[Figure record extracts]
....
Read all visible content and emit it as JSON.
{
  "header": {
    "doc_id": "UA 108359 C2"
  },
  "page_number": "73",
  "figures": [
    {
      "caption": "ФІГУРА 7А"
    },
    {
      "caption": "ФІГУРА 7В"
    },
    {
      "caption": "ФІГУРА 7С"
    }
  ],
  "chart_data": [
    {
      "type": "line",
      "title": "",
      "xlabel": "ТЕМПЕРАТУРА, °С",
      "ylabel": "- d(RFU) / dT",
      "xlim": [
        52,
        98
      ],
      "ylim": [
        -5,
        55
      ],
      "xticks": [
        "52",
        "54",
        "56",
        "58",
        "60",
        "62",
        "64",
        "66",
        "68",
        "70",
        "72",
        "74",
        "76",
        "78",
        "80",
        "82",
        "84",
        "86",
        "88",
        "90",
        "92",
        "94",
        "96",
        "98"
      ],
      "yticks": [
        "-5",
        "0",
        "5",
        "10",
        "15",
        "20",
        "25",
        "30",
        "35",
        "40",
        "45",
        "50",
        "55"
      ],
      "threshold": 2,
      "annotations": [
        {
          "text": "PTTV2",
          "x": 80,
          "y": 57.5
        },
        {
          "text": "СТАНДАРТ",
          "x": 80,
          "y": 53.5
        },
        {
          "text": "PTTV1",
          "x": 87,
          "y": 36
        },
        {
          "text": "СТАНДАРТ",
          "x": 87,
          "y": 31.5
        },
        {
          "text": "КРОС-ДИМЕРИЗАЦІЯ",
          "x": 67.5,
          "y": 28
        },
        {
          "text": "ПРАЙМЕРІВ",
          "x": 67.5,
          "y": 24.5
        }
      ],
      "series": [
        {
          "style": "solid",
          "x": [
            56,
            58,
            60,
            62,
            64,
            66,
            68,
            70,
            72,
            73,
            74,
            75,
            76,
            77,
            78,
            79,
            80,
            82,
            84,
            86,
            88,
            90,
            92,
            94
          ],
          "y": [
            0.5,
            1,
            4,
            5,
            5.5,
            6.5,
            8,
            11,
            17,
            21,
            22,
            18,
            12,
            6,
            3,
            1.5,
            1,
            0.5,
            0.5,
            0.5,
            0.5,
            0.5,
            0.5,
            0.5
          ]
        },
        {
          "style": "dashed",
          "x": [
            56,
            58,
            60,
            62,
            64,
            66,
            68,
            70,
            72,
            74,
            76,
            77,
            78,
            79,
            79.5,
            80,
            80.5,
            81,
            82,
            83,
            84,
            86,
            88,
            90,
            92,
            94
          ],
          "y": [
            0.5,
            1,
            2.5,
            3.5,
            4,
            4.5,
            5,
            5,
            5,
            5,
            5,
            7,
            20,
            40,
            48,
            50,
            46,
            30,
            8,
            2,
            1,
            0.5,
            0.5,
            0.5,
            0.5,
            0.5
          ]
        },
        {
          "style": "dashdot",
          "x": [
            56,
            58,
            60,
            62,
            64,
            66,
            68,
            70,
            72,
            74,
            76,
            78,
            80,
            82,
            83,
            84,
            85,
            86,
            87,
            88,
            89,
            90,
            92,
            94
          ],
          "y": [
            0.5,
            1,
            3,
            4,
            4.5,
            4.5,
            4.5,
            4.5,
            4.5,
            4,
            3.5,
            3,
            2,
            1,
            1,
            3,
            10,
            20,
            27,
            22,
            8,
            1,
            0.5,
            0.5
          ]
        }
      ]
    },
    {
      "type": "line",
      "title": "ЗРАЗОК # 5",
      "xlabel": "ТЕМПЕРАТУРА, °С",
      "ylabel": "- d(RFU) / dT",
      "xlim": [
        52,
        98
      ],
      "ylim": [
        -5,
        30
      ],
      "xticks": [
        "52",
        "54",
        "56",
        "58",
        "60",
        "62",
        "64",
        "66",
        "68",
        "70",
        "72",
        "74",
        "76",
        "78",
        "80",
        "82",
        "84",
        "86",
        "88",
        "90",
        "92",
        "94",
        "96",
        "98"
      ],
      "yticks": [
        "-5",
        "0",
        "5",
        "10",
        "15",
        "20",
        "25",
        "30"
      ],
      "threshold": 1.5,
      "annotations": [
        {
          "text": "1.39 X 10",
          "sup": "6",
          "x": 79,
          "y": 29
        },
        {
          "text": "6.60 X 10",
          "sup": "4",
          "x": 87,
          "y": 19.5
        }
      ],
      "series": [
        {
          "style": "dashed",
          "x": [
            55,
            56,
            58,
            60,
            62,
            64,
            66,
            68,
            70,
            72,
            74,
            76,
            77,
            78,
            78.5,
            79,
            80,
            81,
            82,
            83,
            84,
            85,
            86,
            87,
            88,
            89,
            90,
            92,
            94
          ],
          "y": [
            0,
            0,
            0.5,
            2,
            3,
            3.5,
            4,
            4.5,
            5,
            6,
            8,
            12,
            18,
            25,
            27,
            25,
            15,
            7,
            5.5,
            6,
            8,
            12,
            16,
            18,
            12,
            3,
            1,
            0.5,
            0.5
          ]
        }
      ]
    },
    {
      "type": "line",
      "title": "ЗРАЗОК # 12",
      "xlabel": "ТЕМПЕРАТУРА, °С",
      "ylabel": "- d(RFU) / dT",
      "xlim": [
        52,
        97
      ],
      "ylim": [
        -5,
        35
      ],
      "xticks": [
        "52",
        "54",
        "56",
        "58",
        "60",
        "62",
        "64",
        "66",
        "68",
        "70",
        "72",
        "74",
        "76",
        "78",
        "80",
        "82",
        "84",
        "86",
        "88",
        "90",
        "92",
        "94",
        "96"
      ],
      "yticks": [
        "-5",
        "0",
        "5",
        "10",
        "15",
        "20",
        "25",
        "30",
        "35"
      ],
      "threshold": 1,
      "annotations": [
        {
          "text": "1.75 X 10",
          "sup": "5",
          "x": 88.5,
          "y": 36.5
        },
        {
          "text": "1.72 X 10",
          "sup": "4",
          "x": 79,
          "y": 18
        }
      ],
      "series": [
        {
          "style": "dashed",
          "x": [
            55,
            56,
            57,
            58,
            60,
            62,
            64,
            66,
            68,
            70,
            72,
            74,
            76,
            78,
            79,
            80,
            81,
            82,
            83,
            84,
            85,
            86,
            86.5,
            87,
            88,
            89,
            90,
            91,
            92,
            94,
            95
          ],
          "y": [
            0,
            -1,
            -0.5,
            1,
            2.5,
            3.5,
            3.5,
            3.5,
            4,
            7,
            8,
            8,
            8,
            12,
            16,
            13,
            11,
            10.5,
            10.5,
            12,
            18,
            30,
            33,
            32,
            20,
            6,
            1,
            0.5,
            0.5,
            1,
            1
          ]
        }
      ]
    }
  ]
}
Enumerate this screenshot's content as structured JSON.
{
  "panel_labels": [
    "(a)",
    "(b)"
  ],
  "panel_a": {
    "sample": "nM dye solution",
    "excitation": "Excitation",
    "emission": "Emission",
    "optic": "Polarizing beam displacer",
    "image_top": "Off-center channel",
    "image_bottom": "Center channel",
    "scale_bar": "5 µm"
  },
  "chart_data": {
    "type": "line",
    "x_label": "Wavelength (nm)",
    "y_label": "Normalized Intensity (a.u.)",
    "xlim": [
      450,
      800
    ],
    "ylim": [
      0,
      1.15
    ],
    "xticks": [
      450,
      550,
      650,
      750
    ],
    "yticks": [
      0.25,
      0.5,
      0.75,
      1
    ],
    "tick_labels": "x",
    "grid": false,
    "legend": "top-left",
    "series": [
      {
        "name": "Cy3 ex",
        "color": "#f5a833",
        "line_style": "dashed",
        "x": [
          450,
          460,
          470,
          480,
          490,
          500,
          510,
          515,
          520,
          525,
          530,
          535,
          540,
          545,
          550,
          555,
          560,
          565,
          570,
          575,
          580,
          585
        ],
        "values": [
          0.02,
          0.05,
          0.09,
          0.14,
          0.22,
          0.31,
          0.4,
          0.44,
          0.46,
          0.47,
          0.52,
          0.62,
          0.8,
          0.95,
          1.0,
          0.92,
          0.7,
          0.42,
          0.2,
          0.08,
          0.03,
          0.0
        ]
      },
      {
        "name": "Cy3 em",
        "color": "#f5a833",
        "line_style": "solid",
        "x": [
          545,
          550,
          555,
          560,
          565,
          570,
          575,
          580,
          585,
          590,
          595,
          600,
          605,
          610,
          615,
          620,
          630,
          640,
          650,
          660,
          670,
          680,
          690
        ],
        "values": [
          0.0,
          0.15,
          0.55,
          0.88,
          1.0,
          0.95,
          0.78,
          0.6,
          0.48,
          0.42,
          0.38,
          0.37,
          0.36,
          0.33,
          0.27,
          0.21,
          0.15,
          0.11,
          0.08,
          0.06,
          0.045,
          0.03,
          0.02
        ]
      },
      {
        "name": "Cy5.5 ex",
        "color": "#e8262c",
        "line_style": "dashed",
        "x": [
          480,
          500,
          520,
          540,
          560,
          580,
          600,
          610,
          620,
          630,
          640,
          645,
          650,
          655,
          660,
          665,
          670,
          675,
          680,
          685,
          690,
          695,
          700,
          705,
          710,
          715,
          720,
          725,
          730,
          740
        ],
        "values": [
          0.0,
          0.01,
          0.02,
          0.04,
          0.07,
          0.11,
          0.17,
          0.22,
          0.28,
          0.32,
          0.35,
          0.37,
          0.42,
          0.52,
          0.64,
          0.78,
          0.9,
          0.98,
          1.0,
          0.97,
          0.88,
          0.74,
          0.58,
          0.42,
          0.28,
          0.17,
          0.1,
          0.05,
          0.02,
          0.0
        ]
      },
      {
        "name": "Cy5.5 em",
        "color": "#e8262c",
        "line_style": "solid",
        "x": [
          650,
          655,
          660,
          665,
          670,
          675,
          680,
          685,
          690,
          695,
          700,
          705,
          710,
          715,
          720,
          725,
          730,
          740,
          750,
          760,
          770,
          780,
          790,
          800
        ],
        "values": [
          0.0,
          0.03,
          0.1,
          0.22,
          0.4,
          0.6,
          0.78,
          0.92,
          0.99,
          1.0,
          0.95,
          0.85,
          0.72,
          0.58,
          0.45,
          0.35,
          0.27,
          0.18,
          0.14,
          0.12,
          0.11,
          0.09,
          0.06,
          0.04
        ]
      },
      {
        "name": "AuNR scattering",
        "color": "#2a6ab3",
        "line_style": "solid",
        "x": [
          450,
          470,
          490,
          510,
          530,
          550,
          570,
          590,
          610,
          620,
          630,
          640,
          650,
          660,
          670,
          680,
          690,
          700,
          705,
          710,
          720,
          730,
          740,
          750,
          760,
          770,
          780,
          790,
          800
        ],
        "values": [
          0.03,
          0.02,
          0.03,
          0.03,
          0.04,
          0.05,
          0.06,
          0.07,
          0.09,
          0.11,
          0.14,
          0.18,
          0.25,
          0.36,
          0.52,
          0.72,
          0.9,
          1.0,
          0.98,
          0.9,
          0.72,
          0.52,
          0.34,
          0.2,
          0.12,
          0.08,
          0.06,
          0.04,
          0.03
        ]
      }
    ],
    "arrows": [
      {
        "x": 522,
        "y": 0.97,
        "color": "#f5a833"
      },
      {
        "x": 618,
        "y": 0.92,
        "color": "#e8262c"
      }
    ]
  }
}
....
### Work required
Check every line for "caption" and show the ones that have it.

### Completed task
      "caption": "ФІГУРА 7А"
      "caption": "ФІГУРА 7В"
      "caption": "ФІГУРА 7С"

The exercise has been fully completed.